What to work on:
Pick out each line with the word "population" from the material that follows.

Given records:
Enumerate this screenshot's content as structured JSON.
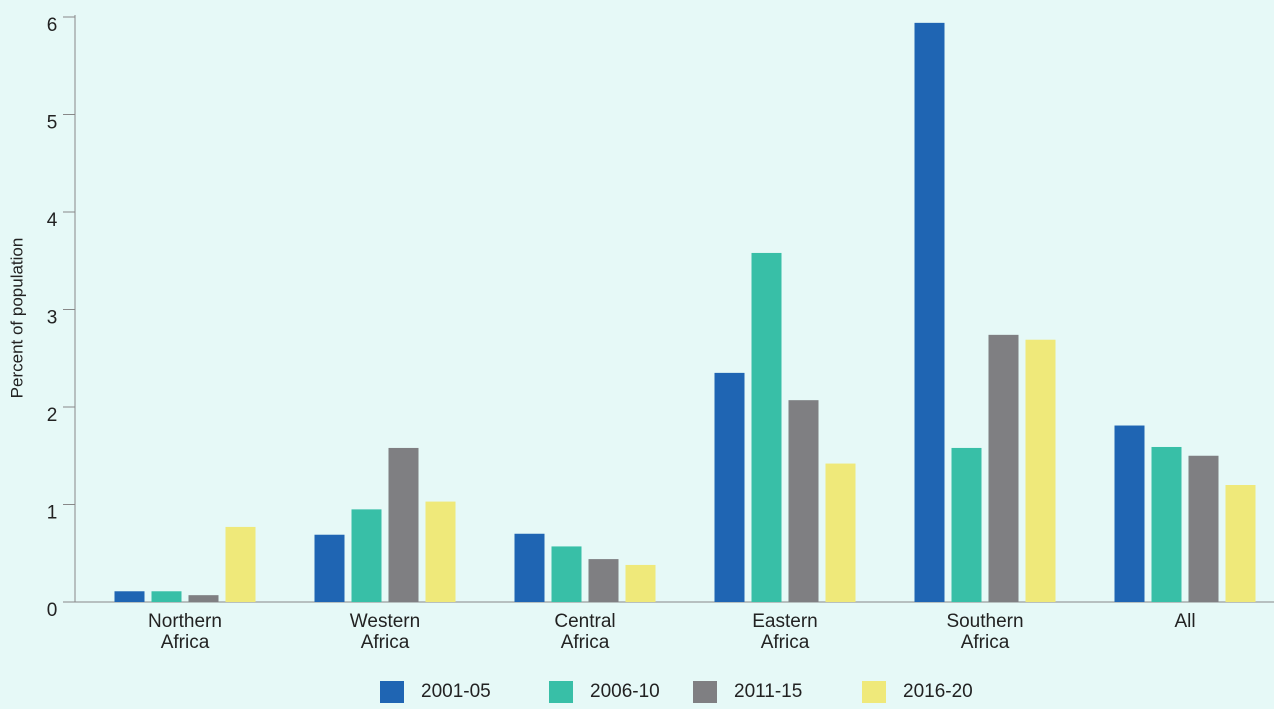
{
  "chart_data": {
    "type": "bar",
    "y_label": "Percent of population",
    "categories": [
      "Northern Africa",
      "Western Africa",
      "Central Africa",
      "Eastern Africa",
      "Southern Africa",
      "All"
    ],
    "series": [
      {
        "name": "2001-05",
        "color": "#1f65b3",
        "values": [
          0.11,
          0.69,
          0.7,
          2.35,
          5.94,
          1.81
        ]
      },
      {
        "name": "2006-10",
        "color": "#38bfa7",
        "values": [
          0.11,
          0.95,
          0.57,
          3.58,
          1.58,
          1.59
        ]
      },
      {
        "name": "2011-15",
        "color": "#7f7f82",
        "values": [
          0.07,
          1.58,
          0.44,
          2.07,
          2.74,
          1.5
        ]
      },
      {
        "name": "2016-20",
        "color": "#efe97a",
        "values": [
          0.77,
          1.03,
          0.38,
          1.42,
          2.69,
          1.2
        ]
      }
    ],
    "ylim": [
      0,
      6
    ],
    "yticks": [
      0,
      1,
      2,
      3,
      4,
      5,
      6
    ],
    "legend": "bottom"
  }
}
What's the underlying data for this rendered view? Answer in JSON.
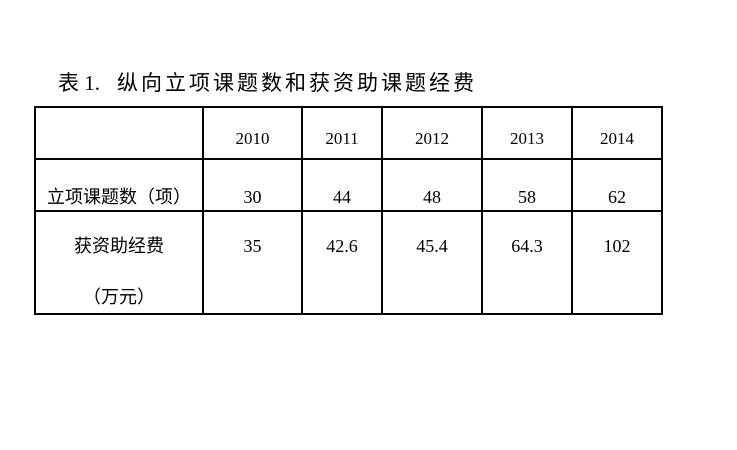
{
  "page": {
    "background": "#ffffff",
    "text_color": "#000000",
    "border_color": "#000000"
  },
  "title": {
    "label": "表 1.",
    "text": "纵向立项课题数和获资助课题经费"
  },
  "table": {
    "corner": "",
    "years": [
      "2010",
      "2011",
      "2012",
      "2013",
      "2014"
    ],
    "rows": [
      {
        "label": "立项课题数（项）",
        "values": [
          "30",
          "44",
          "48",
          "58",
          "62"
        ]
      },
      {
        "label_line1": "获资助经费",
        "label_line2": "（万元）",
        "values": [
          "35",
          "42.6",
          "45.4",
          "64.3",
          "102"
        ]
      }
    ]
  }
}
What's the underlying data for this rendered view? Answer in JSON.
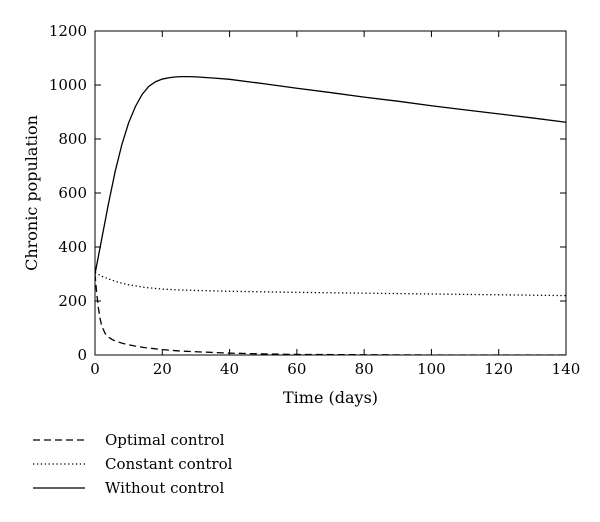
{
  "chart_data": {
    "type": "line",
    "title": "",
    "xlabel": "Time (days)",
    "ylabel": "Chronic population",
    "xlim": [
      0,
      140
    ],
    "ylim": [
      0,
      1200
    ],
    "xticks": [
      0,
      20,
      40,
      60,
      80,
      100,
      120,
      140
    ],
    "yticks": [
      0,
      200,
      400,
      600,
      800,
      1000,
      1200
    ],
    "grid": false,
    "legend_placement": "bottom-left, below plot",
    "series": [
      {
        "name": "Optimal control",
        "dash": "dashed",
        "color": "#000000",
        "x": [
          0,
          0.5,
          1,
          1.5,
          2,
          3,
          4,
          5,
          6,
          8,
          10,
          12,
          15,
          20,
          25,
          30,
          40,
          50,
          60,
          80,
          100,
          140
        ],
        "y": [
          300,
          230,
          175,
          135,
          108,
          80,
          66,
          58,
          52,
          44,
          38,
          33,
          27,
          20,
          15,
          12,
          7,
          4,
          2,
          1,
          0,
          0
        ]
      },
      {
        "name": "Constant control",
        "dash": "dotted",
        "color": "#000000",
        "x": [
          0,
          2,
          4,
          6,
          8,
          10,
          15,
          20,
          25,
          30,
          40,
          50,
          60,
          80,
          100,
          120,
          140
        ],
        "y": [
          305,
          292,
          282,
          273,
          266,
          260,
          250,
          244,
          241,
          239,
          236,
          234,
          232,
          229,
          226,
          223,
          220
        ]
      },
      {
        "name": "Without control",
        "dash": "solid",
        "color": "#000000",
        "x": [
          0,
          2,
          4,
          6,
          8,
          10,
          12,
          14,
          16,
          18,
          20,
          22,
          24,
          26,
          28,
          30,
          35,
          40,
          50,
          60,
          70,
          80,
          90,
          100,
          110,
          120,
          130,
          140
        ],
        "y": [
          300,
          430,
          560,
          680,
          780,
          860,
          920,
          965,
          995,
          1012,
          1022,
          1027,
          1030,
          1031,
          1031,
          1030,
          1026,
          1021,
          1005,
          988,
          972,
          955,
          940,
          923,
          908,
          893,
          878,
          862
        ]
      }
    ]
  }
}
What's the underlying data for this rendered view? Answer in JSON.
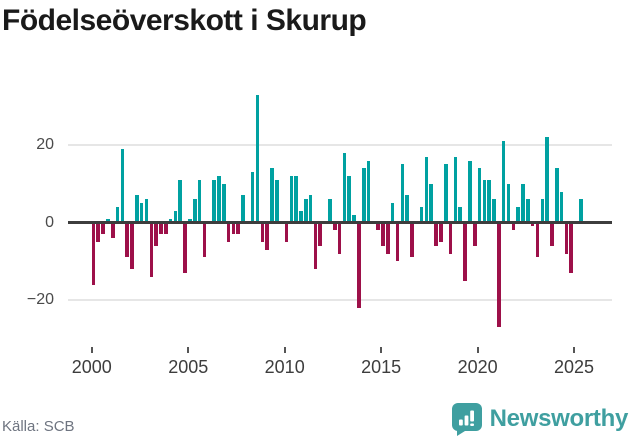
{
  "header": {
    "title": "Födelseöverskott i Skurup"
  },
  "footer": {
    "source": "Källa: SCB",
    "brand": "Newsworthy",
    "brand_color": "#3f9fa0",
    "brand_icon": "bar-chart-speech-bubble"
  },
  "chart_data": {
    "type": "bar",
    "title": "Födelseöverskott i Skurup",
    "xlabel": "",
    "ylabel": "",
    "legend": "none",
    "grid": "horizontal",
    "ylim": [
      -33,
      34
    ],
    "positive_color": "#00a1a1",
    "negative_color": "#9d1049",
    "y_ticks": [
      20,
      0,
      -20
    ],
    "y_tick_labels": [
      "20",
      "0",
      "−20"
    ],
    "x_tick_years": [
      2000,
      2005,
      2010,
      2015,
      2020,
      2025
    ],
    "x_tick_labels": [
      "2000",
      "2005",
      "2010",
      "2015",
      "2020",
      "2025"
    ],
    "x": [
      "2000Q1",
      "2000Q2",
      "2000Q3",
      "2000Q4",
      "2001Q1",
      "2001Q2",
      "2001Q3",
      "2001Q4",
      "2002Q1",
      "2002Q2",
      "2002Q3",
      "2002Q4",
      "2003Q1",
      "2003Q2",
      "2003Q3",
      "2003Q4",
      "2004Q1",
      "2004Q2",
      "2004Q3",
      "2004Q4",
      "2005Q1",
      "2005Q2",
      "2005Q3",
      "2005Q4",
      "2006Q1",
      "2006Q2",
      "2006Q3",
      "2006Q4",
      "2007Q1",
      "2007Q2",
      "2007Q3",
      "2007Q4",
      "2008Q1",
      "2008Q2",
      "2008Q3",
      "2008Q4",
      "2009Q1",
      "2009Q2",
      "2009Q3",
      "2009Q4",
      "2010Q1",
      "2010Q2",
      "2010Q3",
      "2010Q4",
      "2011Q1",
      "2011Q2",
      "2011Q3",
      "2011Q4",
      "2012Q1",
      "2012Q2",
      "2012Q3",
      "2012Q4",
      "2013Q1",
      "2013Q2",
      "2013Q3",
      "2013Q4",
      "2014Q1",
      "2014Q2",
      "2014Q3",
      "2014Q4",
      "2015Q1",
      "2015Q2",
      "2015Q3",
      "2015Q4",
      "2016Q1",
      "2016Q2",
      "2016Q3",
      "2016Q4",
      "2017Q1",
      "2017Q2",
      "2017Q3",
      "2017Q4",
      "2018Q1",
      "2018Q2",
      "2018Q3",
      "2018Q4",
      "2019Q1",
      "2019Q2",
      "2019Q3",
      "2019Q4",
      "2020Q1",
      "2020Q2",
      "2020Q3",
      "2020Q4",
      "2021Q1",
      "2021Q2",
      "2021Q3",
      "2021Q4",
      "2022Q1",
      "2022Q2",
      "2022Q3",
      "2022Q4",
      "2023Q1",
      "2023Q2",
      "2023Q3",
      "2023Q4",
      "2024Q1",
      "2024Q2",
      "2024Q3",
      "2024Q4",
      "2025Q1",
      "2025Q2"
    ],
    "values": [
      -16,
      -5,
      -3,
      1,
      -4,
      4,
      19,
      -9,
      -12,
      7,
      5,
      6,
      -14,
      -6,
      -3,
      -3,
      1,
      3,
      11,
      -13,
      1,
      6,
      11,
      -9,
      0,
      11,
      12,
      10,
      -5,
      -3,
      -3,
      7,
      0,
      13,
      33,
      -5,
      -7,
      14,
      11,
      0,
      -5,
      12,
      12,
      3,
      6,
      7,
      -12,
      -6,
      0,
      6,
      -2,
      -8,
      18,
      12,
      2,
      -22,
      14,
      16,
      0,
      -2,
      -6,
      -8,
      5,
      -10,
      15,
      7,
      -9,
      0,
      4,
      17,
      10,
      -6,
      -5,
      15,
      -8,
      17,
      4,
      -15,
      16,
      -6,
      14,
      11,
      11,
      6,
      -27,
      21,
      10,
      -2,
      4,
      10,
      6,
      -1,
      -9,
      6,
      22,
      -6,
      14,
      8,
      -8,
      -13,
      0,
      6
    ]
  }
}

Reply:
    "y_label": "Percent of population",
    "ylabel": "Chronic population",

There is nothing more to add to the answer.